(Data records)
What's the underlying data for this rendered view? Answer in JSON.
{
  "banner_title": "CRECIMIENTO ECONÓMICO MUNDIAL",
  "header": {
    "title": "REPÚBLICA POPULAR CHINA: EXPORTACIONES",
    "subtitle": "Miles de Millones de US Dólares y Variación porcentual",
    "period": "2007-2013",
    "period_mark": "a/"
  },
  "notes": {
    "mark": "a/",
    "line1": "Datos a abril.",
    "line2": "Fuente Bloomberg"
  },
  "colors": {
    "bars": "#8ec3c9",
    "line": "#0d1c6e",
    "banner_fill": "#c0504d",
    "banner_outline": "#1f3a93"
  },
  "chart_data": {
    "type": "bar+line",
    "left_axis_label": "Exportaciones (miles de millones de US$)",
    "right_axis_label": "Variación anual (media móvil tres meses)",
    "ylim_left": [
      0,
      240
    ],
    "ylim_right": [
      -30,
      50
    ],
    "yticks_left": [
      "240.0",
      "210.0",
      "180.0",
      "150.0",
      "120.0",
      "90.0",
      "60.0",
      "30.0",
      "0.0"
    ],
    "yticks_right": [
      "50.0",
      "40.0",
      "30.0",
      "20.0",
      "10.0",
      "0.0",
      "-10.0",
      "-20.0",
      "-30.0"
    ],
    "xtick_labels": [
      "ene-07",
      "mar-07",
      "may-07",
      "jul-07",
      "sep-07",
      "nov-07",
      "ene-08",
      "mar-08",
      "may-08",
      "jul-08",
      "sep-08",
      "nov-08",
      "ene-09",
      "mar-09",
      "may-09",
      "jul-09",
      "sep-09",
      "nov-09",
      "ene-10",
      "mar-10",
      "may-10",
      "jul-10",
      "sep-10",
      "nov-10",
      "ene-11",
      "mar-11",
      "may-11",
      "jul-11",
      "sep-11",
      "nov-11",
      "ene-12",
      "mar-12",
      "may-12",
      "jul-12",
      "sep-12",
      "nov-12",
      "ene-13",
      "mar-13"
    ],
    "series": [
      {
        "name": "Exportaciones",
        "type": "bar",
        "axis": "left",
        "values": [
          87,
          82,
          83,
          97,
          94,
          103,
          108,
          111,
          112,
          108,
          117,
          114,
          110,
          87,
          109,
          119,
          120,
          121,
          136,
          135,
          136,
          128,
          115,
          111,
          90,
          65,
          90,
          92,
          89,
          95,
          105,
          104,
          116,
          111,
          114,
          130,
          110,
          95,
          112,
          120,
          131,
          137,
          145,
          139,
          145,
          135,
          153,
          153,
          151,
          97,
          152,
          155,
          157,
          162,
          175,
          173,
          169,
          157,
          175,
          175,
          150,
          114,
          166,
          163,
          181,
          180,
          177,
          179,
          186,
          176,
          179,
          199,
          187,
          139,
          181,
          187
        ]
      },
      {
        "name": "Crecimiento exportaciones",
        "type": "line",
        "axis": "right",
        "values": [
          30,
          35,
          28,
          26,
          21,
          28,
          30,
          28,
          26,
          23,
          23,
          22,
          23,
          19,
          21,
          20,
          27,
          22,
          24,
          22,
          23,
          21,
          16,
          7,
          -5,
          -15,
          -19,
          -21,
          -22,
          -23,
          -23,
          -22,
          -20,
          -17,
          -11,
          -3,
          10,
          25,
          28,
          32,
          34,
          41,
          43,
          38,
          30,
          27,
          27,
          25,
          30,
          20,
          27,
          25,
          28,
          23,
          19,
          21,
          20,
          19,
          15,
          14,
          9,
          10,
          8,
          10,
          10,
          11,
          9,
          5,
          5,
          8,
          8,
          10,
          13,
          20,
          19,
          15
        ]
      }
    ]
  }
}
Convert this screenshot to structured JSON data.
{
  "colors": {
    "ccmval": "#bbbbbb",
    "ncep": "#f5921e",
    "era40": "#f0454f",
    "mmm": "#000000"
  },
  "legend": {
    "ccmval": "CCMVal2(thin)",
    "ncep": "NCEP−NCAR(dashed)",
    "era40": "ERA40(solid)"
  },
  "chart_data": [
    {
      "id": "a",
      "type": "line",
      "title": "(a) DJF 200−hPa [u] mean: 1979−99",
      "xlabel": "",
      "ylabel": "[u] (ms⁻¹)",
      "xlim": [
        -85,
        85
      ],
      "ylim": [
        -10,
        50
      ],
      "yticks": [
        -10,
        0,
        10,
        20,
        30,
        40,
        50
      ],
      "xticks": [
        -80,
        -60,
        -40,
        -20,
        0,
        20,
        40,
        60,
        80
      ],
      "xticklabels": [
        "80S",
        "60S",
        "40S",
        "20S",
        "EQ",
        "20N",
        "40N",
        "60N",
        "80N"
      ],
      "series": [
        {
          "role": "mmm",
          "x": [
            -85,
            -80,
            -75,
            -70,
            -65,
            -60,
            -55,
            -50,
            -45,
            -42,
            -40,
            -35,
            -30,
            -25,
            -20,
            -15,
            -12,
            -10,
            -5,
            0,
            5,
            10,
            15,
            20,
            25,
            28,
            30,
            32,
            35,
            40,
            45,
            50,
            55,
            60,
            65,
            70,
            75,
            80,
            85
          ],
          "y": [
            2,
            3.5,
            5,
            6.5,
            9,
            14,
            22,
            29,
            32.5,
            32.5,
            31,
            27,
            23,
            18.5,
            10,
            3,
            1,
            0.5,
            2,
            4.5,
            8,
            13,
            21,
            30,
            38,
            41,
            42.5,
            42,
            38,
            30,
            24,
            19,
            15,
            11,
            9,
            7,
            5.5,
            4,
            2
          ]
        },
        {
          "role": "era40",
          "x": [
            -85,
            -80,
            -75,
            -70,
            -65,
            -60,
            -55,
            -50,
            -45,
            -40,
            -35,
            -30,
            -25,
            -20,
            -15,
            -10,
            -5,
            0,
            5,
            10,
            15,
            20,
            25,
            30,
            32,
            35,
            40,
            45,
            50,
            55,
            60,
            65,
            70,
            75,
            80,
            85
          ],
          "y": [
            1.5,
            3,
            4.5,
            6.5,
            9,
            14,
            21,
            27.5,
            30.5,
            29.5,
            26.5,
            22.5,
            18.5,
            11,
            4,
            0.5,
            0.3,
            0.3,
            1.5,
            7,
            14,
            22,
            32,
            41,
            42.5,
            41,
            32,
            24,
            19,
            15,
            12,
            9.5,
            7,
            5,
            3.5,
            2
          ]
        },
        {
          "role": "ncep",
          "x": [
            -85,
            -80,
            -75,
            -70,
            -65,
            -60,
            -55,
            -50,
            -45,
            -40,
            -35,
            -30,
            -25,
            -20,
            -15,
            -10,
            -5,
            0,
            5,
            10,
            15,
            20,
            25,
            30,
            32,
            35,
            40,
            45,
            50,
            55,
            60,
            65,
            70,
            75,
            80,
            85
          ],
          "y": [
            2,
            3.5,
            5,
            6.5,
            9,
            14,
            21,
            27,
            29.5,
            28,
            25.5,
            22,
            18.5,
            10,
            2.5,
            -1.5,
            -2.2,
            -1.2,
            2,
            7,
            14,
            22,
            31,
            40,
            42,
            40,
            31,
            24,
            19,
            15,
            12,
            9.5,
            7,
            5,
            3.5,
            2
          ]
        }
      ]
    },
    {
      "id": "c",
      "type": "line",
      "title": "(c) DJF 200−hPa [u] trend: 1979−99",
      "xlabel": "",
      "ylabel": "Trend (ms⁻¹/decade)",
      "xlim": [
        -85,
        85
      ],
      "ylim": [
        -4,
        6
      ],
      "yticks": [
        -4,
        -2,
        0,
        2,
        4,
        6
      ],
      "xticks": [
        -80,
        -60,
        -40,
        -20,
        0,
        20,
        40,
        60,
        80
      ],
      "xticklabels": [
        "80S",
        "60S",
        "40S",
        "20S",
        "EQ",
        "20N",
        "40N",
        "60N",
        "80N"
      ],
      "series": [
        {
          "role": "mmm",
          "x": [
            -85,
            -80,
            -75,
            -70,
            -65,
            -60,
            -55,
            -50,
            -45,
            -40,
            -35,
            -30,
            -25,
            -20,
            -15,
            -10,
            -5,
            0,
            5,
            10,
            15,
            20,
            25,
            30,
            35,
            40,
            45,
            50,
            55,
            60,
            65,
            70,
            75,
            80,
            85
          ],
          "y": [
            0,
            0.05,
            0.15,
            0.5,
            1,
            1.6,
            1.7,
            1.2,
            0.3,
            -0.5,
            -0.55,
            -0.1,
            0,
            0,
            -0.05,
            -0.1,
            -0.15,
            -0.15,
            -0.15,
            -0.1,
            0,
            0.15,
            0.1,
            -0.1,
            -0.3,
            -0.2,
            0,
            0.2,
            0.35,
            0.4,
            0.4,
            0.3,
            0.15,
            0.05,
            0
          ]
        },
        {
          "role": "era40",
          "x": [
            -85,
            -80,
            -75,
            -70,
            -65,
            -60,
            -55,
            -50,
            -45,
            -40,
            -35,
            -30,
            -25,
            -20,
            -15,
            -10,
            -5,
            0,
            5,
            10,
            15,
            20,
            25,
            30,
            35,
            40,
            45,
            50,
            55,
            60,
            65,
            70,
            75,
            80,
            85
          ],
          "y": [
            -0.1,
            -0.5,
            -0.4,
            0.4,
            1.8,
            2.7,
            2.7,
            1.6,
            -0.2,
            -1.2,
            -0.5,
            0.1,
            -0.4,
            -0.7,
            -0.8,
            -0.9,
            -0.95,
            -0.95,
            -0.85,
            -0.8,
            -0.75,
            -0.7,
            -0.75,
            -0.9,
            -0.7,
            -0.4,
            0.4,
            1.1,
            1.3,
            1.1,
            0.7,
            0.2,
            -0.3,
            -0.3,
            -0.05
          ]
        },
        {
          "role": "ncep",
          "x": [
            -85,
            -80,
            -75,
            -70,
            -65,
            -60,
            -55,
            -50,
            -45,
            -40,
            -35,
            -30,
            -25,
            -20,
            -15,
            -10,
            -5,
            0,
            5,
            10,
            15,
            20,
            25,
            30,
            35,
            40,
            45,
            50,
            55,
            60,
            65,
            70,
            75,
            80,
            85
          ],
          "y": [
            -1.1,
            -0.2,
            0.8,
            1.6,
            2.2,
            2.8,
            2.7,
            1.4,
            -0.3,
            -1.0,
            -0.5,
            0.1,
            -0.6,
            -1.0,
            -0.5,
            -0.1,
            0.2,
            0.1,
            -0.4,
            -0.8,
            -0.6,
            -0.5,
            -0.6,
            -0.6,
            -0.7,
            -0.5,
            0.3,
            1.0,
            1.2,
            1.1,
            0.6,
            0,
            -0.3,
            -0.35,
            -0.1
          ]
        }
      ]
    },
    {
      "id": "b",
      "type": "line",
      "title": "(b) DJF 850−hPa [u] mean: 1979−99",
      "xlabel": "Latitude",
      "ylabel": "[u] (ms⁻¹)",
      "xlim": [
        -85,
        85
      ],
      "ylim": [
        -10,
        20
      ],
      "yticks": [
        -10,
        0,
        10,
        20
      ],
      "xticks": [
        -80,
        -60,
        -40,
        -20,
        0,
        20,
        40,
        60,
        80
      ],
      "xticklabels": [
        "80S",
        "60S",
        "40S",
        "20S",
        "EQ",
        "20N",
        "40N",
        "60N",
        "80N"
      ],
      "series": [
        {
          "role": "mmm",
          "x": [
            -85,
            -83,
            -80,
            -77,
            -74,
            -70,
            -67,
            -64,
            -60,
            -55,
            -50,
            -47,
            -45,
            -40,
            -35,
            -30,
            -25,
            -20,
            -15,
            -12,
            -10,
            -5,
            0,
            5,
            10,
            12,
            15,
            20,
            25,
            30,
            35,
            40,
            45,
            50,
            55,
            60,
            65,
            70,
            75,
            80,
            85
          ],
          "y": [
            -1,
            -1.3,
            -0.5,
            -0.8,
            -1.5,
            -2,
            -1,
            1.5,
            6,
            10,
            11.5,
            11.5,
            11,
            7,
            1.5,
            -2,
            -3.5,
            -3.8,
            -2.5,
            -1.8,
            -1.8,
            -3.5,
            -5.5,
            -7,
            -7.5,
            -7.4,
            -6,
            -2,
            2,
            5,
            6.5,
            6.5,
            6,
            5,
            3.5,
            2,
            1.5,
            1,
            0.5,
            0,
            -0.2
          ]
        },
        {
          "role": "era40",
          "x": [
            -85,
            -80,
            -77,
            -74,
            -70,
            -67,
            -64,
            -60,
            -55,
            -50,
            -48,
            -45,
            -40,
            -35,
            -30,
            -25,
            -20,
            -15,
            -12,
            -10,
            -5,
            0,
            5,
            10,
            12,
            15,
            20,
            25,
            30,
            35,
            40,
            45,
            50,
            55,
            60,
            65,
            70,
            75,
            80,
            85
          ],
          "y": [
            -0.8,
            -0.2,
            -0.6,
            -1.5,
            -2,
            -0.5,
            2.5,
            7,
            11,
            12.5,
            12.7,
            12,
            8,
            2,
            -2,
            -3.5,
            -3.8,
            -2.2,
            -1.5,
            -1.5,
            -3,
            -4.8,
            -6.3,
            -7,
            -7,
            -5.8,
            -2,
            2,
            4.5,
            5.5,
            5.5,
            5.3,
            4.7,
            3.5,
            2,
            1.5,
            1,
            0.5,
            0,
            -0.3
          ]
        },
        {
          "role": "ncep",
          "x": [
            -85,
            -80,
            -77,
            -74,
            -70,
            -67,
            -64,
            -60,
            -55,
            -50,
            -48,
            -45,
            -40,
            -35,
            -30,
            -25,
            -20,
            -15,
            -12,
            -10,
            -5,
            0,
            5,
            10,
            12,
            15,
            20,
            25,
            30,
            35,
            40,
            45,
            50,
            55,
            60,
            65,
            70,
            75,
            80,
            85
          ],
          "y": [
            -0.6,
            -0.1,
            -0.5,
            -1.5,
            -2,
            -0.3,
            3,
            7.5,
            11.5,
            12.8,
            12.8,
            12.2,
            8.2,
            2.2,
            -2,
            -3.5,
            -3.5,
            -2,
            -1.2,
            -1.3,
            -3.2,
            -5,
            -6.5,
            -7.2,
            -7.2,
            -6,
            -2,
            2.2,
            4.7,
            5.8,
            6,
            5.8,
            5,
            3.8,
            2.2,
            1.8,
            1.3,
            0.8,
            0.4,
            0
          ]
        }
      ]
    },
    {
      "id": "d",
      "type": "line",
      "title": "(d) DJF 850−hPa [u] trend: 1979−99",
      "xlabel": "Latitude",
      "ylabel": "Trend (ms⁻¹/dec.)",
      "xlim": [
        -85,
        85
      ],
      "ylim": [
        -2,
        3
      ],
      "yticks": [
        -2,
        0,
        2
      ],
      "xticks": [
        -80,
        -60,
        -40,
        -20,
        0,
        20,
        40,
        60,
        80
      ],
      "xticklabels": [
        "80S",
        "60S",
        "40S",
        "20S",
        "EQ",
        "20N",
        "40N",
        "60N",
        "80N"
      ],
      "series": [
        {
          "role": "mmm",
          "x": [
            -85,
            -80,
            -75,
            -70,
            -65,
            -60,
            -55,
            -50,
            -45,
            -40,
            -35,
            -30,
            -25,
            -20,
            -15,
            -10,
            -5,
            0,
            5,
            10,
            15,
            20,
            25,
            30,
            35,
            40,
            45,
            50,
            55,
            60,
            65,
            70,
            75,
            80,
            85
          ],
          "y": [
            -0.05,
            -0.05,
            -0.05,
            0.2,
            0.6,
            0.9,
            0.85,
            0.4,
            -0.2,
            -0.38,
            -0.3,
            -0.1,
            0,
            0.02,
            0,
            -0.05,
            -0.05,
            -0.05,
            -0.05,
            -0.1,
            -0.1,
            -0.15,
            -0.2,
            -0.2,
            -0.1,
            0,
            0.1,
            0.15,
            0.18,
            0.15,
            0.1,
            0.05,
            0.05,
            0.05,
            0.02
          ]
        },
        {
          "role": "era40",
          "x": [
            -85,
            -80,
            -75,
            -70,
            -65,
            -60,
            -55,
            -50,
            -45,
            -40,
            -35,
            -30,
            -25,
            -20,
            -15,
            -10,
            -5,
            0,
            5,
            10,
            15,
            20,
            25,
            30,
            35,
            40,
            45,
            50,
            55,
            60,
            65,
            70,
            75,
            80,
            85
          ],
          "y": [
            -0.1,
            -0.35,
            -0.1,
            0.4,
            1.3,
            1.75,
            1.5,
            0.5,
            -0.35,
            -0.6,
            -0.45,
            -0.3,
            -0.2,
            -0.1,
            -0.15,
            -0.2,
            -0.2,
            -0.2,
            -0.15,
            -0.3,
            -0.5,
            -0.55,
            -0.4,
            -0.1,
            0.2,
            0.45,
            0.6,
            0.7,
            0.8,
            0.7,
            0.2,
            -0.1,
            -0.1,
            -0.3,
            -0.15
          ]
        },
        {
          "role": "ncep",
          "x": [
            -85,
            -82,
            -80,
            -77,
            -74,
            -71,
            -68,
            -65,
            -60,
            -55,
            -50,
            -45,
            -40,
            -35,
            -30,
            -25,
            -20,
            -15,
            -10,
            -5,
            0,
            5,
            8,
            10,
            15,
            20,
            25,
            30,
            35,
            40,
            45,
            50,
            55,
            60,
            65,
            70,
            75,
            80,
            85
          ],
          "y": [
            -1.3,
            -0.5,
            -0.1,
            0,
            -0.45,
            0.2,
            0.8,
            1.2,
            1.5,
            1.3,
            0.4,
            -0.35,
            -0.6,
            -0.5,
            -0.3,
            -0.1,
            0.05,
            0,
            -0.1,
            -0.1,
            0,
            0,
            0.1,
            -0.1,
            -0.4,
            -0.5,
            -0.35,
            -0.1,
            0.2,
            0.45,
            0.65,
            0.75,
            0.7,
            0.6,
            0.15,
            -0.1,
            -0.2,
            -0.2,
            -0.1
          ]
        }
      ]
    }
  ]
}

Given instruction
Show every line from the entries above in which the word "mean" appears.

Output of the exercise
      "title": "(a) DJF 200−hPa [u] mean: 1979−99",
      "title": "(b) DJF 850−hPa [u] mean: 1979−99",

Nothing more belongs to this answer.